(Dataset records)
— Begin —

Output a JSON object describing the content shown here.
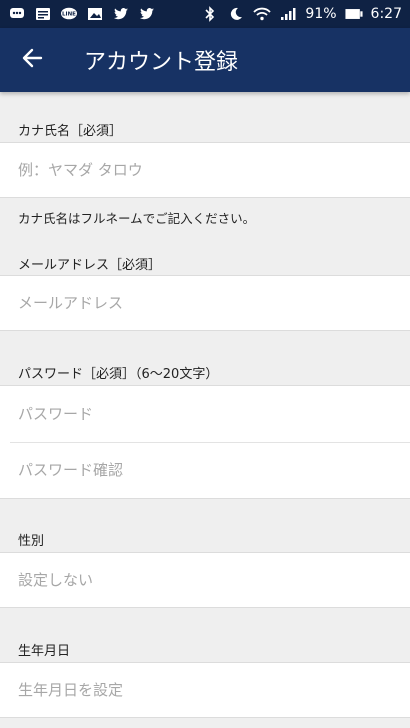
{
  "status": {
    "battery_percent": "91%",
    "time": "6:27"
  },
  "header": {
    "title": "アカウント登録"
  },
  "form": {
    "kana_label": "カナ氏名［必須］",
    "kana_placeholder": "例：ヤマダ タロウ",
    "kana_note": "カナ氏名はフルネームでご記入ください。",
    "email_label": "メールアドレス［必須］",
    "email_placeholder": "メールアドレス",
    "password_label": "パスワード［必須］（6〜20文字）",
    "password_placeholder": "パスワード",
    "password_confirm_placeholder": "パスワード確認",
    "gender_label": "性別",
    "gender_value": "設定しない",
    "birthday_label": "生年月日",
    "birthday_placeholder": "生年月日を設定"
  },
  "colors": {
    "status_bar": "#0f2244",
    "app_bar": "#173264",
    "background": "#efefef"
  }
}
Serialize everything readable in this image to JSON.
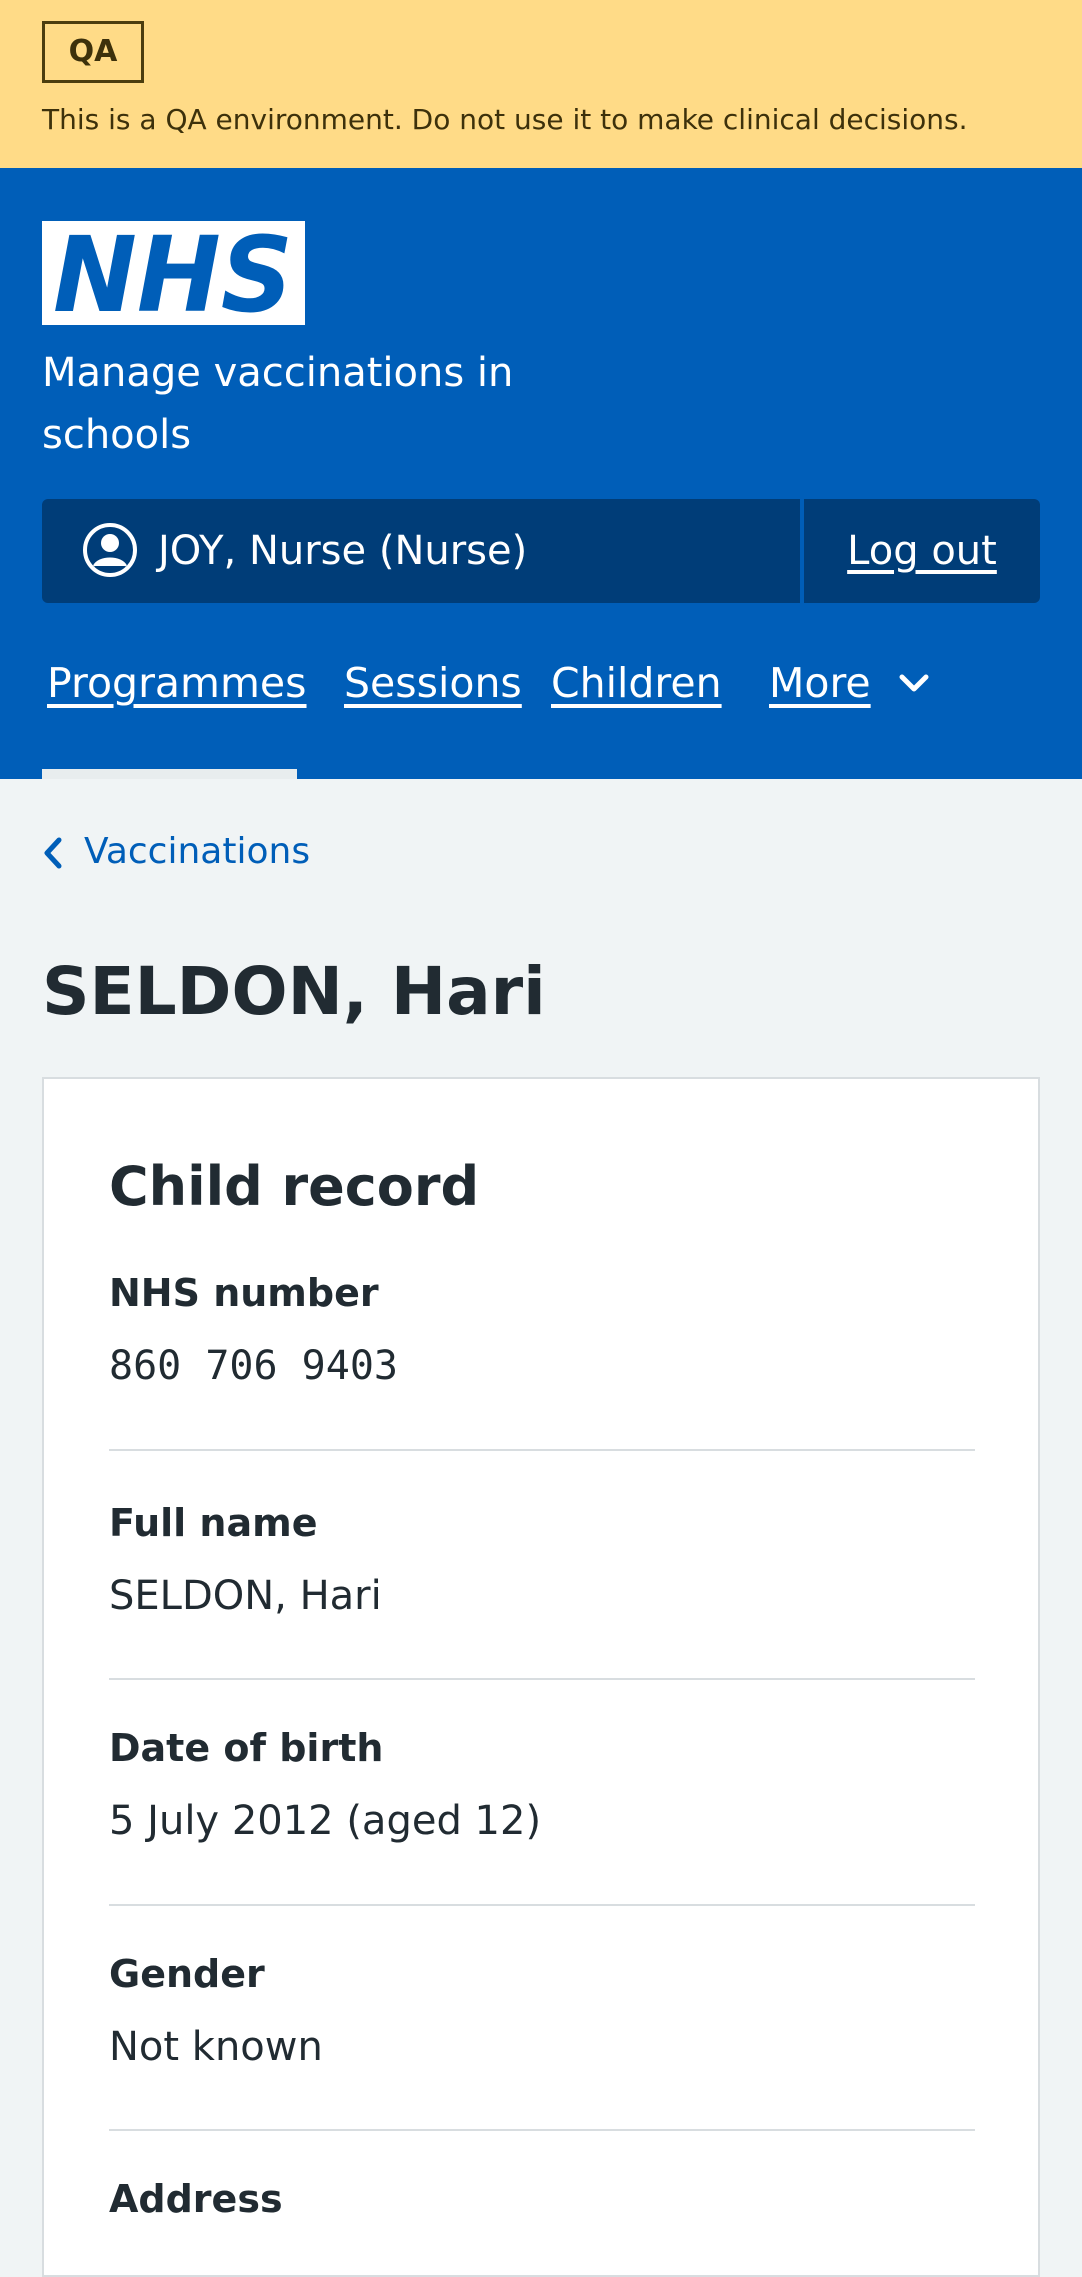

— End —

Work to complete | Write out the entries above word for word. Do not include the pictures.

Exercise answer |
Output a JSON object describing the content shown here.
{
  "status": {
    "battery_percent": "91%",
    "time": "6:27"
  },
  "header": {
    "title": "アカウント登録"
  },
  "form": {
    "kana_label": "カナ氏名［必須］",
    "kana_placeholder": "例：ヤマダ タロウ",
    "kana_note": "カナ氏名はフルネームでご記入ください。",
    "email_label": "メールアドレス［必須］",
    "email_placeholder": "メールアドレス",
    "password_label": "パスワード［必須］（6〜20文字）",
    "password_placeholder": "パスワード",
    "password_confirm_placeholder": "パスワード確認",
    "gender_label": "性別",
    "gender_value": "設定しない",
    "birthday_label": "生年月日",
    "birthday_placeholder": "生年月日を設定"
  },
  "colors": {
    "status_bar": "#0f2244",
    "app_bar": "#173264",
    "background": "#efefef"
  }
}
Serialize everything readable in this image to JSON.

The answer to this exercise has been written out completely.